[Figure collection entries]
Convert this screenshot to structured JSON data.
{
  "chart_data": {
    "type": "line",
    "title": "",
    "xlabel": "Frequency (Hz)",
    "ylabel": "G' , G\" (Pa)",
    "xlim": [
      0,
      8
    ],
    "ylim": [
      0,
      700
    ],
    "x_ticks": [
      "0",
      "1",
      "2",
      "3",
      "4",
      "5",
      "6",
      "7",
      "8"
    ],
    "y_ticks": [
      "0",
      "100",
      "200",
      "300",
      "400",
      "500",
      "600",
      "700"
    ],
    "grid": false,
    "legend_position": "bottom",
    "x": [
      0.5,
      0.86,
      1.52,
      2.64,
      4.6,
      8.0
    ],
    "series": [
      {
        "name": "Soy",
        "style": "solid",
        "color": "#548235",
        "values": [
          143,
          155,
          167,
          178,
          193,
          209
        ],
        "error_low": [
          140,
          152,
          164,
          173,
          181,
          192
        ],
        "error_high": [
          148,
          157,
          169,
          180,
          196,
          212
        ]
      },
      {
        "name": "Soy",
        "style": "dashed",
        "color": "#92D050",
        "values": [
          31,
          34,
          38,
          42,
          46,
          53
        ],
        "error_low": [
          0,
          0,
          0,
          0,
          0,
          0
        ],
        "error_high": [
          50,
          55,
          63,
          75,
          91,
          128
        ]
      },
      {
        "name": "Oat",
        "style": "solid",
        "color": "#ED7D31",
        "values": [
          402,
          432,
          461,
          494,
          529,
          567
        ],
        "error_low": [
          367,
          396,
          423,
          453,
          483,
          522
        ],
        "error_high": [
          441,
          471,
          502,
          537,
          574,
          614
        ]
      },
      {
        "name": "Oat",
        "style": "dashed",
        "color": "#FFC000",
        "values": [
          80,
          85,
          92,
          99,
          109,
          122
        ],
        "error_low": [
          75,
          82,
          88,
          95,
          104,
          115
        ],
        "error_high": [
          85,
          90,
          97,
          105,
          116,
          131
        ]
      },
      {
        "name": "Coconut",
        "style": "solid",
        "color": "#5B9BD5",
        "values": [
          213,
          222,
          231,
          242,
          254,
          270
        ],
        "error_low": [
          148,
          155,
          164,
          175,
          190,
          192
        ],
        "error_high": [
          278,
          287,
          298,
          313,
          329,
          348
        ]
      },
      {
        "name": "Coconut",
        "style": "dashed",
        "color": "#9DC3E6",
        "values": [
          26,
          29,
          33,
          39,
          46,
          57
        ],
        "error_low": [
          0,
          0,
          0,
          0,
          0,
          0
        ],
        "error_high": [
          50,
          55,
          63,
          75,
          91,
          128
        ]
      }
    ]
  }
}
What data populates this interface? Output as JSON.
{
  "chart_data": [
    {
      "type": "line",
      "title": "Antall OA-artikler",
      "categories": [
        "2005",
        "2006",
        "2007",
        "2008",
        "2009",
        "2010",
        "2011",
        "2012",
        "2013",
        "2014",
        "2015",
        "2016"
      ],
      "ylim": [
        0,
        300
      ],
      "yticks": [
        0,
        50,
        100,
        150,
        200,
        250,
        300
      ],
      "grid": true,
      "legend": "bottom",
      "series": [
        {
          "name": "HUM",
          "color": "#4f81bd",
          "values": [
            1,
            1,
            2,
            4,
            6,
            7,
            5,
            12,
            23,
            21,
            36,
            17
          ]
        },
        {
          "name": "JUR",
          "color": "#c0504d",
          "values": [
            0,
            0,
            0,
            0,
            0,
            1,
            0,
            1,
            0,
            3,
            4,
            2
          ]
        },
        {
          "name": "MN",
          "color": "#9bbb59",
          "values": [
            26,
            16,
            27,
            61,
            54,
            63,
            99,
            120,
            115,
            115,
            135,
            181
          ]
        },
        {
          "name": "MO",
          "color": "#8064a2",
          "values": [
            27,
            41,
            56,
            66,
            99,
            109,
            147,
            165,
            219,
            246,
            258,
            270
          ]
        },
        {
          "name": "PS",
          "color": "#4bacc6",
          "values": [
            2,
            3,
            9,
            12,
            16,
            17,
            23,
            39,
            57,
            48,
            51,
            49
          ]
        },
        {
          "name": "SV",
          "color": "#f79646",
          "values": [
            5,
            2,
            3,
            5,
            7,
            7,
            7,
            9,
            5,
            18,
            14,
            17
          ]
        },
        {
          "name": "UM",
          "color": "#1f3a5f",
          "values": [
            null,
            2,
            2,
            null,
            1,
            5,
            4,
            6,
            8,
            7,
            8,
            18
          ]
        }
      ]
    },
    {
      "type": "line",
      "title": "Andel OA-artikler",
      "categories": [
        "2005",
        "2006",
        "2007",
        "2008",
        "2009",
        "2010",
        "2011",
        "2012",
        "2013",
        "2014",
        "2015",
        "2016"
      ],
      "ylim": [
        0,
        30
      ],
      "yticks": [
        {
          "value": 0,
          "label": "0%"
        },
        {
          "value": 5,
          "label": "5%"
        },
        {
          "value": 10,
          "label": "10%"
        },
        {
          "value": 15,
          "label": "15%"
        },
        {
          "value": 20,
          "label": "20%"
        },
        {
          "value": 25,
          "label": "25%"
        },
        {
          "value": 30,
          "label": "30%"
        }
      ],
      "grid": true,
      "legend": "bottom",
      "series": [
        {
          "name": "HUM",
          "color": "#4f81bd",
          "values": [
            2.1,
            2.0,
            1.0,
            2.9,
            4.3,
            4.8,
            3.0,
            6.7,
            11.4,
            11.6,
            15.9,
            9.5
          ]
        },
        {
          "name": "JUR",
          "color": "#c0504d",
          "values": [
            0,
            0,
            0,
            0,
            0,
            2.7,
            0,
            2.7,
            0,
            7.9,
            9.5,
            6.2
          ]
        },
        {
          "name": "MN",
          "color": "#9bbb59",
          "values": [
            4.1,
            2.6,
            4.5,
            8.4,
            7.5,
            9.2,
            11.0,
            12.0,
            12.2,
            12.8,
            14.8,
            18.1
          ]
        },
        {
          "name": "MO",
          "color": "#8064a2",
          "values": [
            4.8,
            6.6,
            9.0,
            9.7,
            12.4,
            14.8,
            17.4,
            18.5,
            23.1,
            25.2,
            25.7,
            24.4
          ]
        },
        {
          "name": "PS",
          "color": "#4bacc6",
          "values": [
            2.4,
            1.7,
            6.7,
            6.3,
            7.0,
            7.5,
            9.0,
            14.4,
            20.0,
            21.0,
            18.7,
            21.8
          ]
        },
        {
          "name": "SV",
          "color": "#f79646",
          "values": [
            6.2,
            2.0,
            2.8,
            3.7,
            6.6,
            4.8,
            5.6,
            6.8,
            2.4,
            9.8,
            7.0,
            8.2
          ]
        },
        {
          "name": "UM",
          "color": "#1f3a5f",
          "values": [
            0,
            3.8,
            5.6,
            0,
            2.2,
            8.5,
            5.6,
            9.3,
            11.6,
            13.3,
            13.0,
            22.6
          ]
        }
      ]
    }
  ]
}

● STATED TASK
Output the records verbatim, from the first line to the last.

● THE SOLUTION
Convert this screenshot to structured JSON data.
{
  "chart_data": {
    "type": "line",
    "title": "",
    "xlabel": "Frequency (Hz)",
    "ylabel": "G' , G\" (Pa)",
    "xlim": [
      0,
      8
    ],
    "ylim": [
      0,
      700
    ],
    "x_ticks": [
      "0",
      "1",
      "2",
      "3",
      "4",
      "5",
      "6",
      "7",
      "8"
    ],
    "y_ticks": [
      "0",
      "100",
      "200",
      "300",
      "400",
      "500",
      "600",
      "700"
    ],
    "grid": false,
    "legend_position": "bottom",
    "x": [
      0.5,
      0.86,
      1.52,
      2.64,
      4.6,
      8.0
    ],
    "series": [
      {
        "name": "Soy",
        "style": "solid",
        "color": "#548235",
        "values": [
          143,
          155,
          167,
          178,
          193,
          209
        ],
        "error_low": [
          140,
          152,
          164,
          173,
          181,
          192
        ],
        "error_high": [
          148,
          157,
          169,
          180,
          196,
          212
        ]
      },
      {
        "name": "Soy",
        "style": "dashed",
        "color": "#92D050",
        "values": [
          31,
          34,
          38,
          42,
          46,
          53
        ],
        "error_low": [
          0,
          0,
          0,
          0,
          0,
          0
        ],
        "error_high": [
          50,
          55,
          63,
          75,
          91,
          128
        ]
      },
      {
        "name": "Oat",
        "style": "solid",
        "color": "#ED7D31",
        "values": [
          402,
          432,
          461,
          494,
          529,
          567
        ],
        "error_low": [
          367,
          396,
          423,
          453,
          483,
          522
        ],
        "error_high": [
          441,
          471,
          502,
          537,
          574,
          614
        ]
      },
      {
        "name": "Oat",
        "style": "dashed",
        "color": "#FFC000",
        "values": [
          80,
          85,
          92,
          99,
          109,
          122
        ],
        "error_low": [
          75,
          82,
          88,
          95,
          104,
          115
        ],
        "error_high": [
          85,
          90,
          97,
          105,
          116,
          131
        ]
      },
      {
        "name": "Coconut",
        "style": "solid",
        "color": "#5B9BD5",
        "values": [
          213,
          222,
          231,
          242,
          254,
          270
        ],
        "error_low": [
          148,
          155,
          164,
          175,
          190,
          192
        ],
        "error_high": [
          278,
          287,
          298,
          313,
          329,
          348
        ]
      },
      {
        "name": "Coconut",
        "style": "dashed",
        "color": "#9DC3E6",
        "values": [
          26,
          29,
          33,
          39,
          46,
          57
        ],
        "error_low": [
          0,
          0,
          0,
          0,
          0,
          0
        ],
        "error_high": [
          50,
          55,
          63,
          75,
          91,
          128
        ]
      }
    ]
  }
}
What data populates this interface? Output as JSON.
{
  "chart_data": [
    {
      "type": "line",
      "title": "Antall OA-artikler",
      "categories": [
        "2005",
        "2006",
        "2007",
        "2008",
        "2009",
        "2010",
        "2011",
        "2012",
        "2013",
        "2014",
        "2015",
        "2016"
      ],
      "ylim": [
        0,
        300
      ],
      "yticks": [
        0,
        50,
        100,
        150,
        200,
        250,
        300
      ],
      "grid": true,
      "legend": "bottom",
      "series": [
        {
          "name": "HUM",
          "color": "#4f81bd",
          "values": [
            1,
            1,
            2,
            4,
            6,
            7,
            5,
            12,
            23,
            21,
            36,
            17
          ]
        },
        {
          "name": "JUR",
          "color": "#c0504d",
          "values": [
            0,
            0,
            0,
            0,
            0,
            1,
            0,
            1,
            0,
            3,
            4,
            2
          ]
        },
        {
          "name": "MN",
          "color": "#9bbb59",
          "values": [
            26,
            16,
            27,
            61,
            54,
            63,
            99,
            120,
            115,
            115,
            135,
            181
          ]
        },
        {
          "name": "MO",
          "color": "#8064a2",
          "values": [
            27,
            41,
            56,
            66,
            99,
            109,
            147,
            165,
            219,
            246,
            258,
            270
          ]
        },
        {
          "name": "PS",
          "color": "#4bacc6",
          "values": [
            2,
            3,
            9,
            12,
            16,
            17,
            23,
            39,
            57,
            48,
            51,
            49
          ]
        },
        {
          "name": "SV",
          "color": "#f79646",
          "values": [
            5,
            2,
            3,
            5,
            7,
            7,
            7,
            9,
            5,
            18,
            14,
            17
          ]
        },
        {
          "name": "UM",
          "color": "#1f3a5f",
          "values": [
            null,
            2,
            2,
            null,
            1,
            5,
            4,
            6,
            8,
            7,
            8,
            18
          ]
        }
      ]
    },
    {
      "type": "line",
      "title": "Andel OA-artikler",
      "categories": [
        "2005",
        "2006",
        "2007",
        "2008",
        "2009",
        "2010",
        "2011",
        "2012",
        "2013",
        "2014",
        "2015",
        "2016"
      ],
      "ylim": [
        0,
        30
      ],
      "yticks": [
        {
          "value": 0,
          "label": "0%"
        },
        {
          "value": 5,
          "label": "5%"
        },
        {
          "value": 10,
          "label": "10%"
        },
        {
          "value": 15,
          "label": "15%"
        },
        {
          "value": 20,
          "label": "20%"
        },
        {
          "value": 25,
          "label": "25%"
        },
        {
          "value": 30,
          "label": "30%"
        }
      ],
      "grid": true,
      "legend": "bottom",
      "series": [
        {
          "name": "HUM",
          "color": "#4f81bd",
          "values": [
            2.1,
            2.0,
            1.0,
            2.9,
            4.3,
            4.8,
            3.0,
            6.7,
            11.4,
            11.6,
            15.9,
            9.5
          ]
        },
        {
          "name": "JUR",
          "color": "#c0504d",
          "values": [
            0,
            0,
            0,
            0,
            0,
            2.7,
            0,
            2.7,
            0,
            7.9,
            9.5,
            6.2
          ]
        },
        {
          "name": "MN",
          "color": "#9bbb59",
          "values": [
            4.1,
            2.6,
            4.5,
            8.4,
            7.5,
            9.2,
            11.0,
            12.0,
            12.2,
            12.8,
            14.8,
            18.1
          ]
        },
        {
          "name": "MO",
          "color": "#8064a2",
          "values": [
            4.8,
            6.6,
            9.0,
            9.7,
            12.4,
            14.8,
            17.4,
            18.5,
            23.1,
            25.2,
            25.7,
            24.4
          ]
        },
        {
          "name": "PS",
          "color": "#4bacc6",
          "values": [
            2.4,
            1.7,
            6.7,
            6.3,
            7.0,
            7.5,
            9.0,
            14.4,
            20.0,
            21.0,
            18.7,
            21.8
          ]
        },
        {
          "name": "SV",
          "color": "#f79646",
          "values": [
            6.2,
            2.0,
            2.8,
            3.7,
            6.6,
            4.8,
            5.6,
            6.8,
            2.4,
            9.8,
            7.0,
            8.2
          ]
        },
        {
          "name": "UM",
          "color": "#1f3a5f",
          "values": [
            0,
            3.8,
            5.6,
            0,
            2.2,
            8.5,
            5.6,
            9.3,
            11.6,
            13.3,
            13.0,
            22.6
          ]
        }
      ]
    }
  ]
}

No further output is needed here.